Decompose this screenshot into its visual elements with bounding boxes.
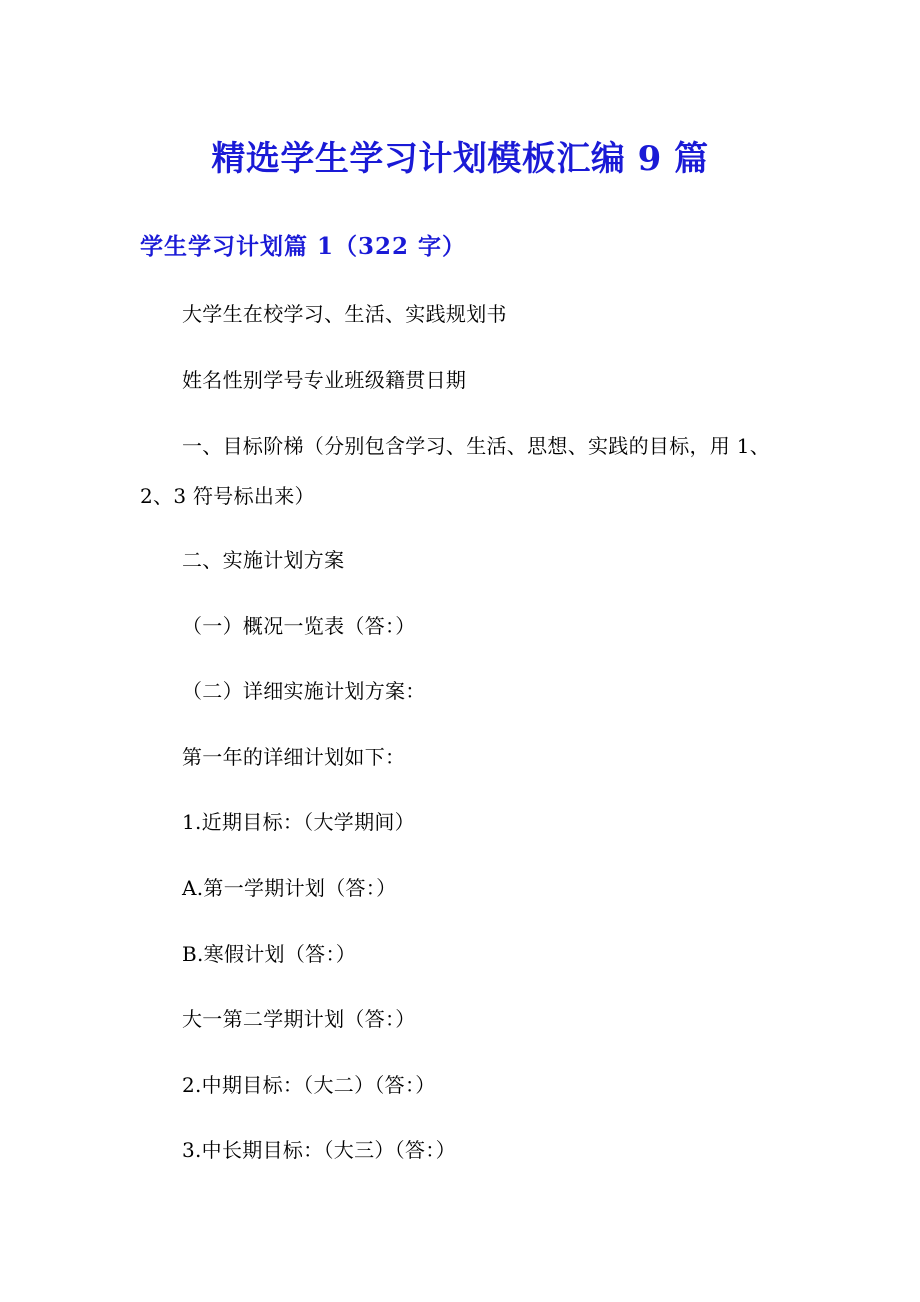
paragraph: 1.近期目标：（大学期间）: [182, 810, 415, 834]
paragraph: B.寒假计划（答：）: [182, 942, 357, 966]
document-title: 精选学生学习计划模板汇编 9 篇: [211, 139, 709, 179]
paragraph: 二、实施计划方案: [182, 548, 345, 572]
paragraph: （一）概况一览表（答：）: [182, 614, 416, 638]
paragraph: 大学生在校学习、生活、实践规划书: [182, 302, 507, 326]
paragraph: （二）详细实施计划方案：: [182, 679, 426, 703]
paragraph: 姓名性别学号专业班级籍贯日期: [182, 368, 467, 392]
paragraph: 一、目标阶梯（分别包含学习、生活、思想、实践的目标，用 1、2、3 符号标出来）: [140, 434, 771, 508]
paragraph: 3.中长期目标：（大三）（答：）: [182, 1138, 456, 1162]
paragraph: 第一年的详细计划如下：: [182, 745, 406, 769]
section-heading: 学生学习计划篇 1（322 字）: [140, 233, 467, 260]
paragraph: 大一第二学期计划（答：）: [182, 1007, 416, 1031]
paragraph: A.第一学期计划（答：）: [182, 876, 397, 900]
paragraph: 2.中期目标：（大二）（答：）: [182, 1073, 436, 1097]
----
Requirement.
Reproduce the listing above word for word, leaving out the picture.

Response.
Decompose this screenshot into its visual elements with bounding boxes.
paragraph: 1.近期目标：（大学期间）: [182, 810, 415, 834]
paragraph: B.寒假计划（答：）: [182, 942, 357, 966]
document-title: 精选学生学习计划模板汇编 9 篇: [211, 139, 709, 179]
paragraph: 二、实施计划方案: [182, 548, 345, 572]
paragraph: （一）概况一览表（答：）: [182, 614, 416, 638]
paragraph: 大学生在校学习、生活、实践规划书: [182, 302, 507, 326]
paragraph: （二）详细实施计划方案：: [182, 679, 426, 703]
paragraph: 姓名性别学号专业班级籍贯日期: [182, 368, 467, 392]
paragraph: 一、目标阶梯（分别包含学习、生活、思想、实践的目标，用 1、2、3 符号标出来）: [140, 434, 771, 508]
paragraph: 3.中长期目标：（大三）（答：）: [182, 1138, 456, 1162]
paragraph: 第一年的详细计划如下：: [182, 745, 406, 769]
section-heading: 学生学习计划篇 1（322 字）: [140, 233, 467, 260]
paragraph: 大一第二学期计划（答：）: [182, 1007, 416, 1031]
paragraph: A.第一学期计划（答：）: [182, 876, 397, 900]
paragraph: 2.中期目标：（大二）（答：）: [182, 1073, 436, 1097]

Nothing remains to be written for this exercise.